TASK TO COMPLETE: Pick out every line that holds the string "보고서는" and copy it.

....

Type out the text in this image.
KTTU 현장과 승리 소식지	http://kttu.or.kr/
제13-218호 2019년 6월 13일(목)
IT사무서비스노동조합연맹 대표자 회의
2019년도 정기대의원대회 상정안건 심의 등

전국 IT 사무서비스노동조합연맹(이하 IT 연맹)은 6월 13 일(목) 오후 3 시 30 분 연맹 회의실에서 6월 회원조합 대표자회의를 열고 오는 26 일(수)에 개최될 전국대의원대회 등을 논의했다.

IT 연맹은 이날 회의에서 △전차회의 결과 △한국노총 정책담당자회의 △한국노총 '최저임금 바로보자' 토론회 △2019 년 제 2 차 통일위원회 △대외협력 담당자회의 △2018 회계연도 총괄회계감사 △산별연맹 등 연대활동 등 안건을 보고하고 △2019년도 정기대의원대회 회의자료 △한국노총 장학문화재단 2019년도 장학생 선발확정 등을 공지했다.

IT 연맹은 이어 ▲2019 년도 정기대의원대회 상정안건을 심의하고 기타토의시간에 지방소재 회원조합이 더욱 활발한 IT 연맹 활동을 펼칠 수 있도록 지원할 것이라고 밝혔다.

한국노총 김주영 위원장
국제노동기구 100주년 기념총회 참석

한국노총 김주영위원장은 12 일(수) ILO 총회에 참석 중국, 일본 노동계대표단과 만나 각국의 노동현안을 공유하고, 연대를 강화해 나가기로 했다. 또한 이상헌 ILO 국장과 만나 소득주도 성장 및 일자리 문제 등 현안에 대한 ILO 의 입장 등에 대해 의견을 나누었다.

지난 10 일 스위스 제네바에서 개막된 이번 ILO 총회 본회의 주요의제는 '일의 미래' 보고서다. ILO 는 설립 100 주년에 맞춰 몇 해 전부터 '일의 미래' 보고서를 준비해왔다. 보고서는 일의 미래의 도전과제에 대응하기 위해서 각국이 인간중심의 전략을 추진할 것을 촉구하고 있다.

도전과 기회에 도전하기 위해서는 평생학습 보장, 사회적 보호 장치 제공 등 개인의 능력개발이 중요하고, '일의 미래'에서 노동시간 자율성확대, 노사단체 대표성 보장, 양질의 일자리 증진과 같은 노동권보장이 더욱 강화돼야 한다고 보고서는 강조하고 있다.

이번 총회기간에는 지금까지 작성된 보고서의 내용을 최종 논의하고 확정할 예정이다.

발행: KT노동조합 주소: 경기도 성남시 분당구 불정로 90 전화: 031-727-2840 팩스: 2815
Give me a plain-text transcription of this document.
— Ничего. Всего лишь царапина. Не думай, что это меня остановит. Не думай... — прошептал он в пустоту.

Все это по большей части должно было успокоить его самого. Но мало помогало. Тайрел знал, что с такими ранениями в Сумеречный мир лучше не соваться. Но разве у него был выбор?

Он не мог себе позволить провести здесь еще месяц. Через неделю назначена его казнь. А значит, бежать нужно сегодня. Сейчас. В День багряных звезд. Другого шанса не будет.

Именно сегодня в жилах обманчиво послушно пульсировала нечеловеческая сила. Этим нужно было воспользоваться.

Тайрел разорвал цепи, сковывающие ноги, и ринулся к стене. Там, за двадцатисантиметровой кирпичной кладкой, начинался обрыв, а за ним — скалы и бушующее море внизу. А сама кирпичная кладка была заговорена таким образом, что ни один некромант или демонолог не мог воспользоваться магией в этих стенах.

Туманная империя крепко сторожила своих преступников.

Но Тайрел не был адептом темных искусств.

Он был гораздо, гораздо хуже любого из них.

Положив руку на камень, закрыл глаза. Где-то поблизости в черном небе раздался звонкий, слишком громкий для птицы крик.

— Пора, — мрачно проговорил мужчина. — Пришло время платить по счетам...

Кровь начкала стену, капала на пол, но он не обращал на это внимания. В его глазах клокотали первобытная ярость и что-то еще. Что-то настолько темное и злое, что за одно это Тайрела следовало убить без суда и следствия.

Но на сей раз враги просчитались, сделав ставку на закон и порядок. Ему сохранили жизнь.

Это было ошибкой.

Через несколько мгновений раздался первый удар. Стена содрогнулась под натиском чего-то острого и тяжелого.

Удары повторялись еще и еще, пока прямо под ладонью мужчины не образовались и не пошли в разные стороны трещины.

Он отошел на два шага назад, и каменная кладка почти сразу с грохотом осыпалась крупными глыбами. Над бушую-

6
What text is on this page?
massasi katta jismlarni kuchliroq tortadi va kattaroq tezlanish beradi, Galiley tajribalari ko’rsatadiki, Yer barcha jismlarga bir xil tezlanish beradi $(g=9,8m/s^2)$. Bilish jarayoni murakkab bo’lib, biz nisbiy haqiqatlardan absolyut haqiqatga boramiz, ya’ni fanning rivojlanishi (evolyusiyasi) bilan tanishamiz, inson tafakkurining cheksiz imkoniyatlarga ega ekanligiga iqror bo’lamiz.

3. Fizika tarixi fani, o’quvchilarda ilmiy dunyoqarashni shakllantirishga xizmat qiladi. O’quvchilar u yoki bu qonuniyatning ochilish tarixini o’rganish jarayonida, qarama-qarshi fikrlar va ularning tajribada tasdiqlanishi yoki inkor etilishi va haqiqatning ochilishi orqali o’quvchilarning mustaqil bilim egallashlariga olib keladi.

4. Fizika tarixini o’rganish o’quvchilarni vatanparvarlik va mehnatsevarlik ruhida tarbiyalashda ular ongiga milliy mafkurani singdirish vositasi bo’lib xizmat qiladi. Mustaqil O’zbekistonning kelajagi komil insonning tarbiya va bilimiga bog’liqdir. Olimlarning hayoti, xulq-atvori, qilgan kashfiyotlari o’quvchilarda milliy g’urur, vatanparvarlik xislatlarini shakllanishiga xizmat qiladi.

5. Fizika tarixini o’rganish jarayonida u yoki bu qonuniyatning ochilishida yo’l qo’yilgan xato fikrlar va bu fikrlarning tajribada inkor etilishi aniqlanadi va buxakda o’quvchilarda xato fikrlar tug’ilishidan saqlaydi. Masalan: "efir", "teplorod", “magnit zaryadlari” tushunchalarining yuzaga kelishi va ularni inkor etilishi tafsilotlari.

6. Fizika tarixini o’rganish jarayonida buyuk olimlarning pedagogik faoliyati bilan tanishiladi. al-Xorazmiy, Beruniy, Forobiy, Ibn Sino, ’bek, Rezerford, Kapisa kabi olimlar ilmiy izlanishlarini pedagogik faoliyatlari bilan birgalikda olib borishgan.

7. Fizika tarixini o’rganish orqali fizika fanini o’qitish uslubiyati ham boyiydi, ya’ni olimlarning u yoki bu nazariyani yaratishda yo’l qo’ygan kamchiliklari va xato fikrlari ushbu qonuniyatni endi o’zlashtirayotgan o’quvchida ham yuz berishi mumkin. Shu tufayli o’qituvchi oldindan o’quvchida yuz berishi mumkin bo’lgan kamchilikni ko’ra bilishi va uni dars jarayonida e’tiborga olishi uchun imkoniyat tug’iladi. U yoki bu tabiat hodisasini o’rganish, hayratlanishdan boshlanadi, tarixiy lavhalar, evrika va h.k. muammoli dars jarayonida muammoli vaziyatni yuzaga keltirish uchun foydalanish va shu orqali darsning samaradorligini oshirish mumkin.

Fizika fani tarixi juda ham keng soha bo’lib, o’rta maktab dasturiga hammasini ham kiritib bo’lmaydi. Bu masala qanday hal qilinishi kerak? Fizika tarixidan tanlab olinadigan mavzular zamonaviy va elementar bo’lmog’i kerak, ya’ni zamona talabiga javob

....

TASK ANSWER:
지난 10 일 스위스 제네바에서 개막된 이번 ILO 총회 본회의 주요의제는 '일의 미래' 보고서다. ILO 는 설립 100 주년에 맞춰 몇 해 전부터 '일의 미래' 보고서를 준비해왔다. 보고서는 일의 미래의 도전과제에 대응하기 위해서 각국이 인간중심의 전략을 추진할 것을 촉구하고 있다.
도전과 기회에 도전하기 위해서는 평생학습 보장, 사회적 보호 장치 제공 등 개인의 능력개발이 중요하고, '일의 미래'에서 노동시간 자율성확대, 노사단체 대표성 보장, 양질의 일자리 증진과 같은 노동권보장이 더욱 강화돼야 한다고 보고서는 강조하고 있다.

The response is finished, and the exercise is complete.